Goal -
Gather every line in the records below that contains the word "header".

-- Recorded information start --

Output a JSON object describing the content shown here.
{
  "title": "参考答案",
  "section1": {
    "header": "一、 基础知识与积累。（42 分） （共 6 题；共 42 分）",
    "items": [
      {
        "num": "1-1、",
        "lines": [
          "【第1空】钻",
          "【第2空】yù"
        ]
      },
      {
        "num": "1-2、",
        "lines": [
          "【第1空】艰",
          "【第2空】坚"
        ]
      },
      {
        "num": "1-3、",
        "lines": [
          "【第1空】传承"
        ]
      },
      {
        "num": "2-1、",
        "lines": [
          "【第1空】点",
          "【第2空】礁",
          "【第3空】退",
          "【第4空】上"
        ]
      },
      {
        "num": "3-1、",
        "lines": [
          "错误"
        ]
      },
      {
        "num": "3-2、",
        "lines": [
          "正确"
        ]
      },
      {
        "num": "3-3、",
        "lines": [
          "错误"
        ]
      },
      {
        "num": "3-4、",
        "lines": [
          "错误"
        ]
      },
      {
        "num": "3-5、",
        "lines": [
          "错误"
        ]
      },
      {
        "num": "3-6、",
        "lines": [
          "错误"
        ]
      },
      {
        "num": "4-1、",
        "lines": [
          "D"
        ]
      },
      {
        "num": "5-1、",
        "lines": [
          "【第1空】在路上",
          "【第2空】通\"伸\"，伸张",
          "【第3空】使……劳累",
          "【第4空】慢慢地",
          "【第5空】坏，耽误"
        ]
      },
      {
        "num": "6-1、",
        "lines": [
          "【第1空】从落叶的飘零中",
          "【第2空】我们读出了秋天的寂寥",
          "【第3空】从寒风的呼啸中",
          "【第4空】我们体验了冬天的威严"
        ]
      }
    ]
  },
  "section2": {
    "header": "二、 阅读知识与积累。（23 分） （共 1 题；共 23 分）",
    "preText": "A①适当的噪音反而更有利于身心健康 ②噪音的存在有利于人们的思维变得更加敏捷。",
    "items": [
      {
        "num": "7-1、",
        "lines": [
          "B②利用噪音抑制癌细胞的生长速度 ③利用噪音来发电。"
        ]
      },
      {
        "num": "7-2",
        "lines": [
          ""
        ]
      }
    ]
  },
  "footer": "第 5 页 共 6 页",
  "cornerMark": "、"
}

-- Recorded information end --

Result of this task -
    "header": "一、 基础知识与积累。（42 分） （共 6 题；共 42 分）",
    "header": "二、 阅读知识与积累。（23 分） （共 1 题；共 23 分）",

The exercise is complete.